§ **Short exercise**
Exactly as written, print each record in the listing.

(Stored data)
▬▬▬

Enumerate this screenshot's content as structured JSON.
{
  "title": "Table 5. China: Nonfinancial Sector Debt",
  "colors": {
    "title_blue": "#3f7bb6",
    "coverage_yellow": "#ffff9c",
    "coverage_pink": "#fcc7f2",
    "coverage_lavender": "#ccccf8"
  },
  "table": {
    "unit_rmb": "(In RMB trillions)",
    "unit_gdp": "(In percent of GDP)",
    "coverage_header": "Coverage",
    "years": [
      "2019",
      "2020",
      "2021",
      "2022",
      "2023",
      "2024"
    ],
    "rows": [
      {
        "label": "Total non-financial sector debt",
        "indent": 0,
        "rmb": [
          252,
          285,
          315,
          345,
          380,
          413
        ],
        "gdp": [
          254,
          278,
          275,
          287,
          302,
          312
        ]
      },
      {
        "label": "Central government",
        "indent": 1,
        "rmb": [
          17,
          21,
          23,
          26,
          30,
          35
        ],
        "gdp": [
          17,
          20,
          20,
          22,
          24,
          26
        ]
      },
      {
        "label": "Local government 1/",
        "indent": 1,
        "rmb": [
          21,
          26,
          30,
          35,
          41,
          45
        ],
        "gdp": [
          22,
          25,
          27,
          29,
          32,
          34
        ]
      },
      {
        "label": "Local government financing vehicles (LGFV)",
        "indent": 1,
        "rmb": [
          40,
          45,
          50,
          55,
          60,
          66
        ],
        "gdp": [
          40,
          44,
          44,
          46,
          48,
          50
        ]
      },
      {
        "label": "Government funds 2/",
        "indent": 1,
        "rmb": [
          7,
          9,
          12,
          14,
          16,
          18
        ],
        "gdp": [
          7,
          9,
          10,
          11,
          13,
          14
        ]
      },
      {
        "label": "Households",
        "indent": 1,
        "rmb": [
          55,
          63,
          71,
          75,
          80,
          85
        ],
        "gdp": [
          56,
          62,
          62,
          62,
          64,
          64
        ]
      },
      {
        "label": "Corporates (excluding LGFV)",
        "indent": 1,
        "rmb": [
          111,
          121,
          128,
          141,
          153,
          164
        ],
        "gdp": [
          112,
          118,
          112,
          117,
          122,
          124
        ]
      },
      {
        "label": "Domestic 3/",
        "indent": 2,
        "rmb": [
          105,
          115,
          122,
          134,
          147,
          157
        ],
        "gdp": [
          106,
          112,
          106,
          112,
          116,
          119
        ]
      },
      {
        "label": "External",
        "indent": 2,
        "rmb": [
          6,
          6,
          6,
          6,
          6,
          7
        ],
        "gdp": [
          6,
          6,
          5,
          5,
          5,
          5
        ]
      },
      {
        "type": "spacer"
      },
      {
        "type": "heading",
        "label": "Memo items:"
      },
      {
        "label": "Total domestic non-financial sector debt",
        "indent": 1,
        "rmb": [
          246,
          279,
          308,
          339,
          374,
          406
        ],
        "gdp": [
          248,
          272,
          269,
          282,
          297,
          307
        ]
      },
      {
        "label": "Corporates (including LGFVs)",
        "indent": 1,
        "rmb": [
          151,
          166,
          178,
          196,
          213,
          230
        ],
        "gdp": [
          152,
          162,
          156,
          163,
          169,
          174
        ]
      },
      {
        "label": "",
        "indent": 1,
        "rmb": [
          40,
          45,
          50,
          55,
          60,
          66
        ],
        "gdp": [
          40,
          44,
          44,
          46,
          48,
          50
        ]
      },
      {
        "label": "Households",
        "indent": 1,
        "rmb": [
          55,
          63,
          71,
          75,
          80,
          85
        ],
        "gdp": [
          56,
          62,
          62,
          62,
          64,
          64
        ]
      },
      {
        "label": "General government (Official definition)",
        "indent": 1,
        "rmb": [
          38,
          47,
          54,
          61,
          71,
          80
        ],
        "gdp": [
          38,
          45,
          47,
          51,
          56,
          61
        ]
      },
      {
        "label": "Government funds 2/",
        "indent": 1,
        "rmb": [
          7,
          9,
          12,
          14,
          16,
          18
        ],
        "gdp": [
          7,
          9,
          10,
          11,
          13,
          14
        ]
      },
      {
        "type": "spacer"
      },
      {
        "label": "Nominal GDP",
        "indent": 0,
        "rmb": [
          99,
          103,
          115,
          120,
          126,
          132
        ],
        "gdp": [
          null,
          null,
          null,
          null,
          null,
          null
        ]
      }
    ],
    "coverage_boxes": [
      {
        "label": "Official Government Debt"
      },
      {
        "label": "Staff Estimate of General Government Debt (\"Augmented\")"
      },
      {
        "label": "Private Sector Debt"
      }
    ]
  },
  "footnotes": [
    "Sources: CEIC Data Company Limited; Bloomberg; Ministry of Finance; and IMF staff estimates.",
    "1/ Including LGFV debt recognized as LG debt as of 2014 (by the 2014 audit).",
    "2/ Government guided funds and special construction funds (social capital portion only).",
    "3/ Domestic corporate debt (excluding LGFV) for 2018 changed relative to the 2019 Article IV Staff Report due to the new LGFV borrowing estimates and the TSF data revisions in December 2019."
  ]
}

▬▬▬

§ **The response**
Enumerate this screenshot's content as structured JSON.
{
  "title": "Table 5. China: Nonfinancial Sector Debt",
  "colors": {
    "title_blue": "#3f7bb6",
    "coverage_yellow": "#ffff9c",
    "coverage_pink": "#fcc7f2",
    "coverage_lavender": "#ccccf8"
  },
  "table": {
    "unit_rmb": "(In RMB trillions)",
    "unit_gdp": "(In percent of GDP)",
    "coverage_header": "Coverage",
    "years": [
      "2019",
      "2020",
      "2021",
      "2022",
      "2023",
      "2024"
    ],
    "rows": [
      {
        "label": "Total non-financial sector debt",
        "indent": 0,
        "rmb": [
          252,
          285,
          315,
          345,
          380,
          413
        ],
        "gdp": [
          254,
          278,
          275,
          287,
          302,
          312
        ]
      },
      {
        "label": "Central government",
        "indent": 1,
        "rmb": [
          17,
          21,
          23,
          26,
          30,
          35
        ],
        "gdp": [
          17,
          20,
          20,
          22,
          24,
          26
        ]
      },
      {
        "label": "Local government 1/",
        "indent": 1,
        "rmb": [
          21,
          26,
          30,
          35,
          41,
          45
        ],
        "gdp": [
          22,
          25,
          27,
          29,
          32,
          34
        ]
      },
      {
        "label": "Local government financing vehicles (LGFV)",
        "indent": 1,
        "rmb": [
          40,
          45,
          50,
          55,
          60,
          66
        ],
        "gdp": [
          40,
          44,
          44,
          46,
          48,
          50
        ]
      },
      {
        "label": "Government funds 2/",
        "indent": 1,
        "rmb": [
          7,
          9,
          12,
          14,
          16,
          18
        ],
        "gdp": [
          7,
          9,
          10,
          11,
          13,
          14
        ]
      },
      {
        "label": "Households",
        "indent": 1,
        "rmb": [
          55,
          63,
          71,
          75,
          80,
          85
        ],
        "gdp": [
          56,
          62,
          62,
          62,
          64,
          64
        ]
      },
      {
        "label": "Corporates (excluding LGFV)",
        "indent": 1,
        "rmb": [
          111,
          121,
          128,
          141,
          153,
          164
        ],
        "gdp": [
          112,
          118,
          112,
          117,
          122,
          124
        ]
      },
      {
        "label": "Domestic 3/",
        "indent": 2,
        "rmb": [
          105,
          115,
          122,
          134,
          147,
          157
        ],
        "gdp": [
          106,
          112,
          106,
          112,
          116,
          119
        ]
      },
      {
        "label": "External",
        "indent": 2,
        "rmb": [
          6,
          6,
          6,
          6,
          6,
          7
        ],
        "gdp": [
          6,
          6,
          5,
          5,
          5,
          5
        ]
      },
      {
        "type": "spacer"
      },
      {
        "type": "heading",
        "label": "Memo items:"
      },
      {
        "label": "Total domestic non-financial sector debt",
        "indent": 1,
        "rmb": [
          246,
          279,
          308,
          339,
          374,
          406
        ],
        "gdp": [
          248,
          272,
          269,
          282,
          297,
          307
        ]
      },
      {
        "label": "Corporates (including LGFVs)",
        "indent": 1,
        "rmb": [
          151,
          166,
          178,
          196,
          213,
          230
        ],
        "gdp": [
          152,
          162,
          156,
          163,
          169,
          174
        ]
      },
      {
        "label": "",
        "indent": 1,
        "rmb": [
          40,
          45,
          50,
          55,
          60,
          66
        ],
        "gdp": [
          40,
          44,
          44,
          46,
          48,
          50
        ]
      },
      {
        "label": "Households",
        "indent": 1,
        "rmb": [
          55,
          63,
          71,
          75,
          80,
          85
        ],
        "gdp": [
          56,
          62,
          62,
          62,
          64,
          64
        ]
      },
      {
        "label": "General government (Official definition)",
        "indent": 1,
        "rmb": [
          38,
          47,
          54,
          61,
          71,
          80
        ],
        "gdp": [
          38,
          45,
          47,
          51,
          56,
          61
        ]
      },
      {
        "label": "Government funds 2/",
        "indent": 1,
        "rmb": [
          7,
          9,
          12,
          14,
          16,
          18
        ],
        "gdp": [
          7,
          9,
          10,
          11,
          13,
          14
        ]
      },
      {
        "type": "spacer"
      },
      {
        "label": "Nominal GDP",
        "indent": 0,
        "rmb": [
          99,
          103,
          115,
          120,
          126,
          132
        ],
        "gdp": [
          null,
          null,
          null,
          null,
          null,
          null
        ]
      }
    ],
    "coverage_boxes": [
      {
        "label": "Official Government Debt"
      },
      {
        "label": "Staff Estimate of General Government Debt (\"Augmented\")"
      },
      {
        "label": "Private Sector Debt"
      }
    ]
  },
  "footnotes": [
    "Sources: CEIC Data Company Limited; Bloomberg; Ministry of Finance; and IMF staff estimates.",
    "1/ Including LGFV debt recognized as LG debt as of 2014 (by the 2014 audit).",
    "2/ Government guided funds and special construction funds (social capital portion only).",
    "3/ Domestic corporate debt (excluding LGFV) for 2018 changed relative to the 2019 Article IV Staff Report due to the new LGFV borrowing estimates and the TSF data revisions in December 2019."
  ]
}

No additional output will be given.